§ **EXERCISE PROMPT**
Write out all of the records precisely. Skip anything that is a picture.

*** DATA EXTRACT

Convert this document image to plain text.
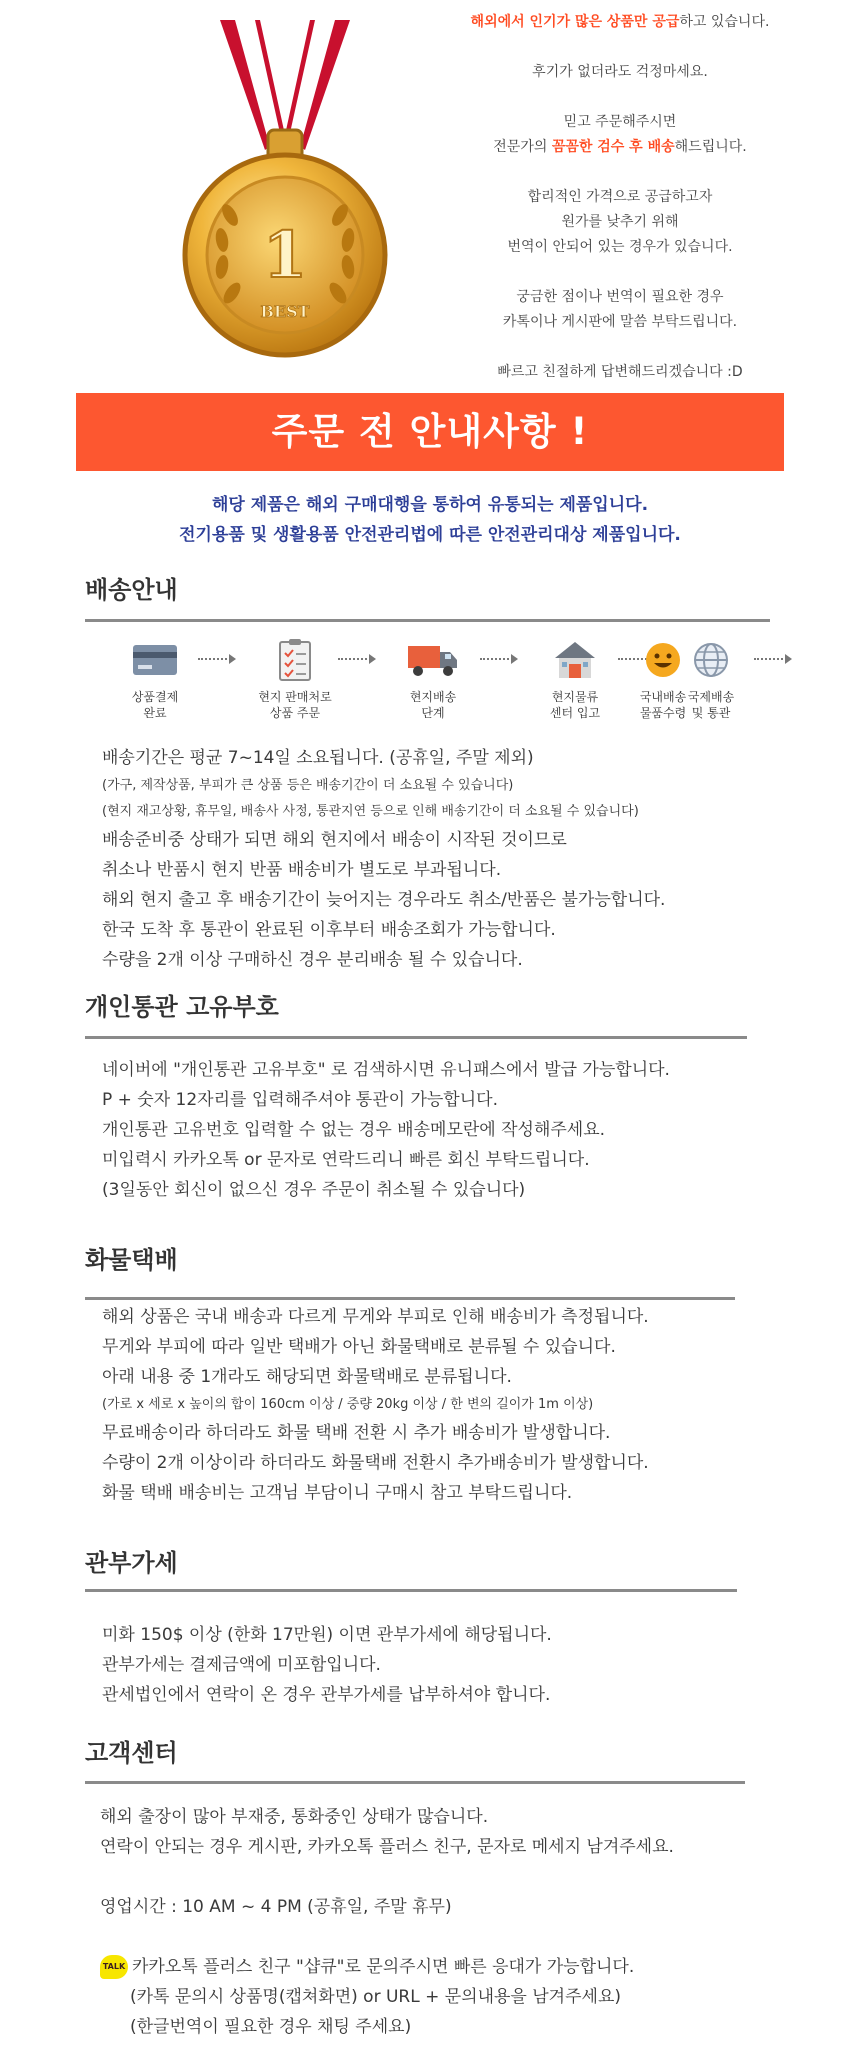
1
BEST
해외에서 인기가 많은 상품만 공급하고 있습니다.
후기가 없더라도 걱정마세요.
믿고 주문해주시면
전문가의 꼼꼼한 검수 후 배송해드립니다.
합리적인 가격으로 공급하고자
원가를 낮추기 위해
번역이 안되어 있는 경우가 있습니다.
궁금한 점이나 번역이 필요한 경우
카톡이나 게시판에 말씀 부탁드립니다.
빠르고 친절하게 답변해드리겠습니다 :D
주문 전 안내사항 !
해당 제품은 해외 구매대행을 통하여 유통되는 제품입니다.
전기용품 및 생활용품 안전관리법에 따른 안전관리대상 제품입니다.
배송안내
상품결제
완료
현지 판매처로
상품 주문
현지배송
단계
현지물류
센터 입고
국제배송
및 통관
국내배송
물품수령
배송기간은 평균 7~14일 소요됩니다. (공휴일, 주말 제외)
(가구, 제작상품, 부피가 큰 상품 등은 배송기간이 더 소요될 수 있습니다)
(현지 재고상황, 휴무일, 배송사 사정, 통관지연 등으로 인해 배송기간이 더 소요될 수 있습니다)
배송준비중 상태가 되면 해외 현지에서 배송이 시작된 것이므로
취소나 반품시 현지 반품 배송비가 별도로 부과됩니다.
해외 현지 출고 후 배송기간이 늦어지는 경우라도 취소/반품은 불가능합니다.
한국 도착 후 통관이 완료된 이후부터 배송조회가 가능합니다.
수량을 2개 이상 구매하신 경우 분리배송 될 수 있습니다.
개인통관 고유부호
네이버에 "개인통관 고유부호" 로 검색하시면 유니패스에서 발급 가능합니다.
P + 숫자 12자리를 입력해주셔야 통관이 가능합니다.
개인통관 고유번호 입력할 수 없는 경우 배송메모란에 작성해주세요.
미입력시 카카오톡 or 문자로 연락드리니 빠른 회신 부탁드립니다.
(3일동안 회신이 없으신 경우 주문이 취소될 수 있습니다)
화물택배
해외 상품은 국내 배송과 다르게 무게와 부피로 인해 배송비가 측정됩니다.
무게와 부피에 따라 일반 택배가 아닌 화물택배로 분류될 수 있습니다.
아래 내용 중 1개라도 해당되면 화물택배로 분류됩니다.
(가로 x 세로 x 높이의 합이 160cm 이상 / 중량 20kg 이상 / 한 변의 길이가 1m 이상)
무료배송이라 하더라도 화물 택배 전환 시 추가 배송비가 발생합니다.
수량이 2개 이상이라 하더라도 화물택배 전환시 추가배송비가 발생합니다.
화물 택배 배송비는 고객님 부담이니 구매시 참고 부탁드립니다.
관부가세
미화 150$ 이상 (한화 17만원) 이면 관부가세에 해당됩니다.
관부가세는 결제금액에 미포함입니다.
관세법인에서 연락이 온 경우 관부가세를 납부하셔야 합니다.
고객센터
해외 출장이 많아 부재중, 통화중인 상태가 많습니다.
연락이 안되는 경우 게시판, 카카오톡 플러스 친구, 문자로 메세지 남겨주세요.
영업시간 : 10 AM ~ 4 PM (공휴일, 주말 휴무)
TALK 카카오톡 플러스 친구 "샵큐"로 문의주시면 빠른 응대가 가능합니다.
(카톡 문의시 상품명(캡쳐화면) or URL + 문의내용을 남겨주세요)
(한글번역이 필요한 경우 채팅 주세요)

******

§ **RESPONSE**
Convert this document image to plain text.
1
BEST
해외에서 인기가 많은 상품만 공급하고 있습니다.
후기가 없더라도 걱정마세요.
믿고 주문해주시면
전문가의 꼼꼼한 검수 후 배송해드립니다.
합리적인 가격으로 공급하고자
원가를 낮추기 위해
번역이 안되어 있는 경우가 있습니다.
궁금한 점이나 번역이 필요한 경우
카톡이나 게시판에 말씀 부탁드립니다.
빠르고 친절하게 답변해드리겠습니다 :D
주문 전 안내사항 !
해당 제품은 해외 구매대행을 통하여 유통되는 제품입니다.
전기용품 및 생활용품 안전관리법에 따른 안전관리대상 제품입니다.
배송안내
상품결제
완료
현지 판매처로
상품 주문
현지배송
단계
현지물류
센터 입고
국제배송
및 통관
국내배송
물품수령
배송기간은 평균 7~14일 소요됩니다. (공휴일, 주말 제외)
(가구, 제작상품, 부피가 큰 상품 등은 배송기간이 더 소요될 수 있습니다)
(현지 재고상황, 휴무일, 배송사 사정, 통관지연 등으로 인해 배송기간이 더 소요될 수 있습니다)
배송준비중 상태가 되면 해외 현지에서 배송이 시작된 것이므로
취소나 반품시 현지 반품 배송비가 별도로 부과됩니다.
해외 현지 출고 후 배송기간이 늦어지는 경우라도 취소/반품은 불가능합니다.
한국 도착 후 통관이 완료된 이후부터 배송조회가 가능합니다.
수량을 2개 이상 구매하신 경우 분리배송 될 수 있습니다.
개인통관 고유부호
네이버에 "개인통관 고유부호" 로 검색하시면 유니패스에서 발급 가능합니다.
P + 숫자 12자리를 입력해주셔야 통관이 가능합니다.
개인통관 고유번호 입력할 수 없는 경우 배송메모란에 작성해주세요.
미입력시 카카오톡 or 문자로 연락드리니 빠른 회신 부탁드립니다.
(3일동안 회신이 없으신 경우 주문이 취소될 수 있습니다)
화물택배
해외 상품은 국내 배송과 다르게 무게와 부피로 인해 배송비가 측정됩니다.
무게와 부피에 따라 일반 택배가 아닌 화물택배로 분류될 수 있습니다.
아래 내용 중 1개라도 해당되면 화물택배로 분류됩니다.
(가로 x 세로 x 높이의 합이 160cm 이상 / 중량 20kg 이상 / 한 변의 길이가 1m 이상)
무료배송이라 하더라도 화물 택배 전환 시 추가 배송비가 발생합니다.
수량이 2개 이상이라 하더라도 화물택배 전환시 추가배송비가 발생합니다.
화물 택배 배송비는 고객님 부담이니 구매시 참고 부탁드립니다.
관부가세
미화 150$ 이상 (한화 17만원) 이면 관부가세에 해당됩니다.
관부가세는 결제금액에 미포함입니다.
관세법인에서 연락이 온 경우 관부가세를 납부하셔야 합니다.
고객센터
해외 출장이 많아 부재중, 통화중인 상태가 많습니다.
연락이 안되는 경우 게시판, 카카오톡 플러스 친구, 문자로 메세지 남겨주세요.
영업시간 : 10 AM ~ 4 PM (공휴일, 주말 휴무)
TALK 카카오톡 플러스 친구 "샵큐"로 문의주시면 빠른 응대가 가능합니다.
(카톡 문의시 상품명(캡쳐화면) or URL + 문의내용을 남겨주세요)
(한글번역이 필요한 경우 채팅 주세요)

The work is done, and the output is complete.